WHAT IS ASKED: Identify the lines that contain the string "name" and copy all of them.

Data tied to figure images:
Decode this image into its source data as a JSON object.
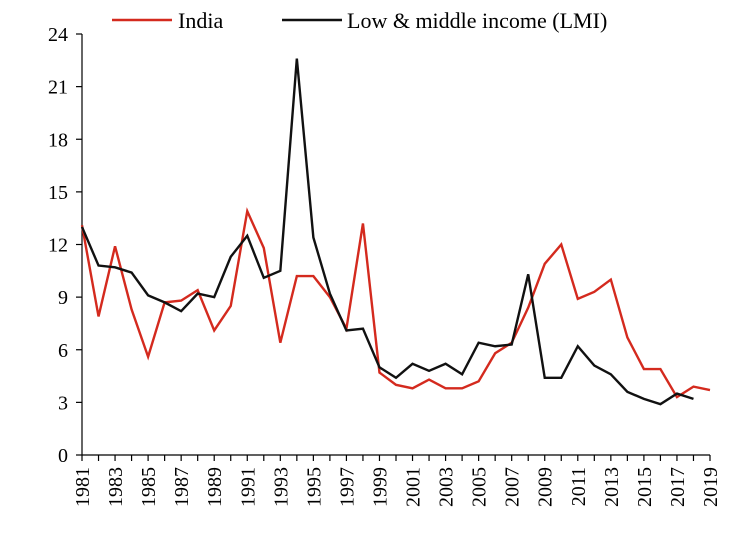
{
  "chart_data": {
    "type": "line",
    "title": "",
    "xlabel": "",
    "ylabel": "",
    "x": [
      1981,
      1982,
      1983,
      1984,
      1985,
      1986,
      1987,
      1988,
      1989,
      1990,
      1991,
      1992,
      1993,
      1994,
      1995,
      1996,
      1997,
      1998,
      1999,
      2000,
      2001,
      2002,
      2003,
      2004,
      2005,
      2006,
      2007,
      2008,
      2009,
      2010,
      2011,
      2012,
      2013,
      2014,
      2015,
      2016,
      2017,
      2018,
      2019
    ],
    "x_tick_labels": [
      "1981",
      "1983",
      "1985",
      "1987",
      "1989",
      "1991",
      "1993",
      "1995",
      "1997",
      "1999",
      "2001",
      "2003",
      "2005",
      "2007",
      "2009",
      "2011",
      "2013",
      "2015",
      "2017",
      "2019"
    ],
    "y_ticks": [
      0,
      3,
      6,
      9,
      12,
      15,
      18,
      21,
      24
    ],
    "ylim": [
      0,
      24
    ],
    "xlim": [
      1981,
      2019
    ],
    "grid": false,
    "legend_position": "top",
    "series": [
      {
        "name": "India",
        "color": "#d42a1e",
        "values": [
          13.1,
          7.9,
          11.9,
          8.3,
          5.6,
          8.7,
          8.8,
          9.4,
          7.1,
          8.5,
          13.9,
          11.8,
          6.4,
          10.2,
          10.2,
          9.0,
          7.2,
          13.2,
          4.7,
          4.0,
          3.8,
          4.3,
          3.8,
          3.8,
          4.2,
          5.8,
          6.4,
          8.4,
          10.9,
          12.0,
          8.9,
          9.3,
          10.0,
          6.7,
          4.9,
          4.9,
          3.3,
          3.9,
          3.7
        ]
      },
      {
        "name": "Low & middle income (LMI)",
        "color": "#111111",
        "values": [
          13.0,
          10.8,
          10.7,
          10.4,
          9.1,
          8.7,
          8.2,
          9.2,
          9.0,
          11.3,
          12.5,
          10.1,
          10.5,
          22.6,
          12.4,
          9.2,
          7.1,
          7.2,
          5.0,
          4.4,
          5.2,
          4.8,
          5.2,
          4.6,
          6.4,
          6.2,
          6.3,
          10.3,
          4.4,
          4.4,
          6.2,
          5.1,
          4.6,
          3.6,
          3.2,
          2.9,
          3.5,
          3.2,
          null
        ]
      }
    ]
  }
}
...
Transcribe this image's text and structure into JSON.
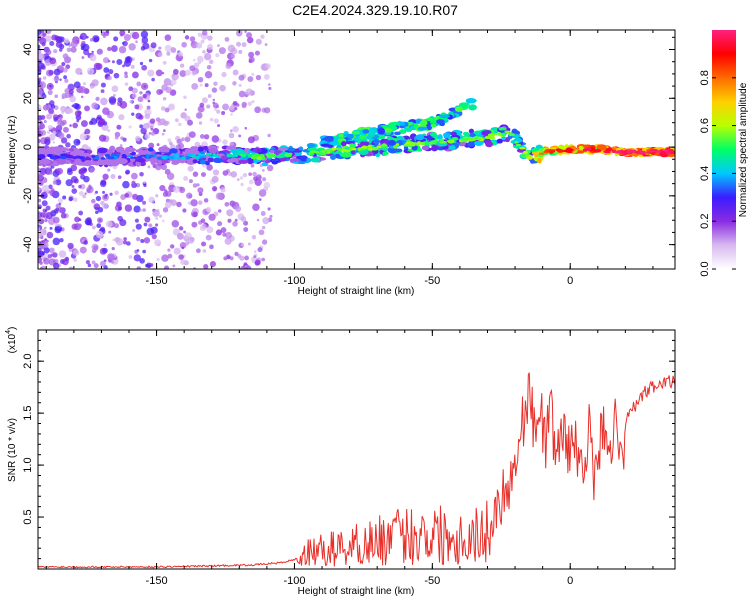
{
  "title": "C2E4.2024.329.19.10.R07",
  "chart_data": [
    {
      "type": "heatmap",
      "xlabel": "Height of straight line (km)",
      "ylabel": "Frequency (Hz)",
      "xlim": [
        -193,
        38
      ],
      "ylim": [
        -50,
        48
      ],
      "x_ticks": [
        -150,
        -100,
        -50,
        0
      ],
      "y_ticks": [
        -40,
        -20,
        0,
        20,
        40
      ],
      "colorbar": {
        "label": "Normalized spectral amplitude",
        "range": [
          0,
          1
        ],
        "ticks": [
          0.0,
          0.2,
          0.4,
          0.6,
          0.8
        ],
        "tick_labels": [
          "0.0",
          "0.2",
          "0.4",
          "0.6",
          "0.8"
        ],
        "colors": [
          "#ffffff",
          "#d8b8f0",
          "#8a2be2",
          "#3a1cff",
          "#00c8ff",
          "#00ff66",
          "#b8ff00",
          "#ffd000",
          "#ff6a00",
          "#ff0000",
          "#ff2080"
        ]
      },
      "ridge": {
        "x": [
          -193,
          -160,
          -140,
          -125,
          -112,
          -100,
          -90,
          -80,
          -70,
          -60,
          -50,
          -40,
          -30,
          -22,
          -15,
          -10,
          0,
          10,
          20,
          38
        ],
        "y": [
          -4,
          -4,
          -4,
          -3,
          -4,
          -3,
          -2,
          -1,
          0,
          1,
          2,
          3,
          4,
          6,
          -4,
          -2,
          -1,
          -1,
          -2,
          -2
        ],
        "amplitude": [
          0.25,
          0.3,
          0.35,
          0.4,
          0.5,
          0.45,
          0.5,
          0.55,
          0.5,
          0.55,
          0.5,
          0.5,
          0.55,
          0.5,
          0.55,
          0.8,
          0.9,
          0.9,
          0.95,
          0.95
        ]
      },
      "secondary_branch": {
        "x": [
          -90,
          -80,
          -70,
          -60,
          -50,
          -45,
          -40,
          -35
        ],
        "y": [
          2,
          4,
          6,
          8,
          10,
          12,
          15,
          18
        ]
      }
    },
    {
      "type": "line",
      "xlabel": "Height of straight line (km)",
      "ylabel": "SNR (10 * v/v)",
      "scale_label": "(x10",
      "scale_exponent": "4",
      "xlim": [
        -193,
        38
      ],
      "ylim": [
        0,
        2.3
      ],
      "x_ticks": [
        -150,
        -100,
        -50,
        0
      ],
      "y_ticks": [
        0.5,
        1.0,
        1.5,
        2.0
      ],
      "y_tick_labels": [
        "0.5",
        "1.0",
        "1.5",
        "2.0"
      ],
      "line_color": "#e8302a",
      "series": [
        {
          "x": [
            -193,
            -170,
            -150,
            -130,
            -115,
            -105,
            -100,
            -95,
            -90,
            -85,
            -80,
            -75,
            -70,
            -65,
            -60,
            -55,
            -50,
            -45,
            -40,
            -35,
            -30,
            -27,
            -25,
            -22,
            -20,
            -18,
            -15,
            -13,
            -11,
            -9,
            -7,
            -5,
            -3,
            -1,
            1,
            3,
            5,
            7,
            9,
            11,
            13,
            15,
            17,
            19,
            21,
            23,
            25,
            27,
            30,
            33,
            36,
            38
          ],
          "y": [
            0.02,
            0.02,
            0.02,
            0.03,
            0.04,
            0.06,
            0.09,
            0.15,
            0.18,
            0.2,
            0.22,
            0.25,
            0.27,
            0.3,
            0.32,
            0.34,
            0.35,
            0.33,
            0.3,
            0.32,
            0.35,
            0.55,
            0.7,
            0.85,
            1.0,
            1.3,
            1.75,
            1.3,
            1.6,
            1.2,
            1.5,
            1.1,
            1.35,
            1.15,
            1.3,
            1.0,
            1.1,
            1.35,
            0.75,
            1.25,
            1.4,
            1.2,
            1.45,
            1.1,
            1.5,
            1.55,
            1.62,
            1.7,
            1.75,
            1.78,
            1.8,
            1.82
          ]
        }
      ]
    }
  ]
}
==
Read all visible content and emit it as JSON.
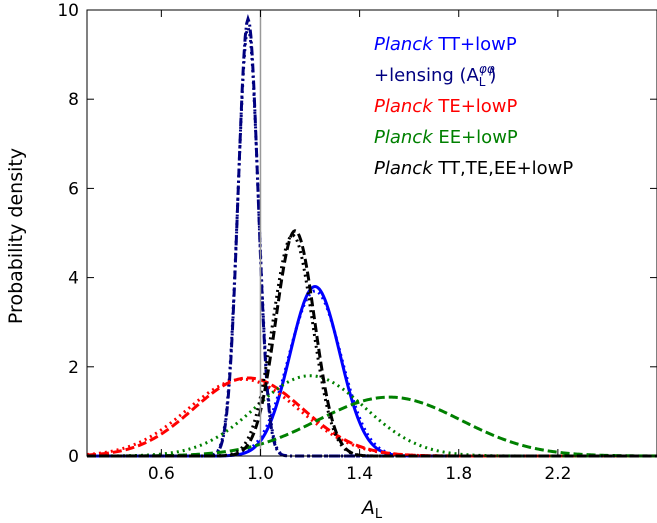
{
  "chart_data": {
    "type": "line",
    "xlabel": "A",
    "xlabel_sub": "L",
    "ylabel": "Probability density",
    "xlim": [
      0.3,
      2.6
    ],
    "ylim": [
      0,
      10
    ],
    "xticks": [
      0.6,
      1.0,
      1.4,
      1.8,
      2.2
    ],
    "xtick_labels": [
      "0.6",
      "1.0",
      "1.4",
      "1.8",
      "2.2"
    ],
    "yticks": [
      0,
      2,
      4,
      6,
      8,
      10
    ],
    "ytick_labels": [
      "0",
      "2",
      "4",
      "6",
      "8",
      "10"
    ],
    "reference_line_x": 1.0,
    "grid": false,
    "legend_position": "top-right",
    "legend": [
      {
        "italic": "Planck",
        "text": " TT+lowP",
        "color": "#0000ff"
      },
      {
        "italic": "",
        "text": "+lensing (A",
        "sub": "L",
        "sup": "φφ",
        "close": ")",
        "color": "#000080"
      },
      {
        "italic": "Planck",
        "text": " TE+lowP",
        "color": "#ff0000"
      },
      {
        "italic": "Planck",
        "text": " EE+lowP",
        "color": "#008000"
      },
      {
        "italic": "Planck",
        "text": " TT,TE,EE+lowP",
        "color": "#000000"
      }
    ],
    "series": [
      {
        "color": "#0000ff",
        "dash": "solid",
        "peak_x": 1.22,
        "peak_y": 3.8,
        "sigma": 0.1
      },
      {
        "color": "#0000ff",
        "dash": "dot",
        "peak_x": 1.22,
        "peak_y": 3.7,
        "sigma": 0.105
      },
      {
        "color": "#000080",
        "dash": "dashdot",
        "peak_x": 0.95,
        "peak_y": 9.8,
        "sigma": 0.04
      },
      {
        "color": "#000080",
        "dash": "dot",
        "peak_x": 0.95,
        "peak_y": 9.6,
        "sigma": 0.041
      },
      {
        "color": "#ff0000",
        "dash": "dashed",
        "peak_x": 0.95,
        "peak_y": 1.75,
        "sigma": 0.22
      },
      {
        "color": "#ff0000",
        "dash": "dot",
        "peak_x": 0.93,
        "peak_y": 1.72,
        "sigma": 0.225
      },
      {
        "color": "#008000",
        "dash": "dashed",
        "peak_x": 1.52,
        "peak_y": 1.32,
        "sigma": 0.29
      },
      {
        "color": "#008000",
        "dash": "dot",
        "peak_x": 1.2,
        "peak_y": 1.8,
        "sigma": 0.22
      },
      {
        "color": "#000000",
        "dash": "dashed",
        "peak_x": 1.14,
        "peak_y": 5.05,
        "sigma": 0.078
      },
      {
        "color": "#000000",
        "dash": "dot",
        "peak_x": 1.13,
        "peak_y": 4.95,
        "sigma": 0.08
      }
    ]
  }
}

TASK RESULT:
        "name": "India",
        "name": "Low & middle income (LMI)",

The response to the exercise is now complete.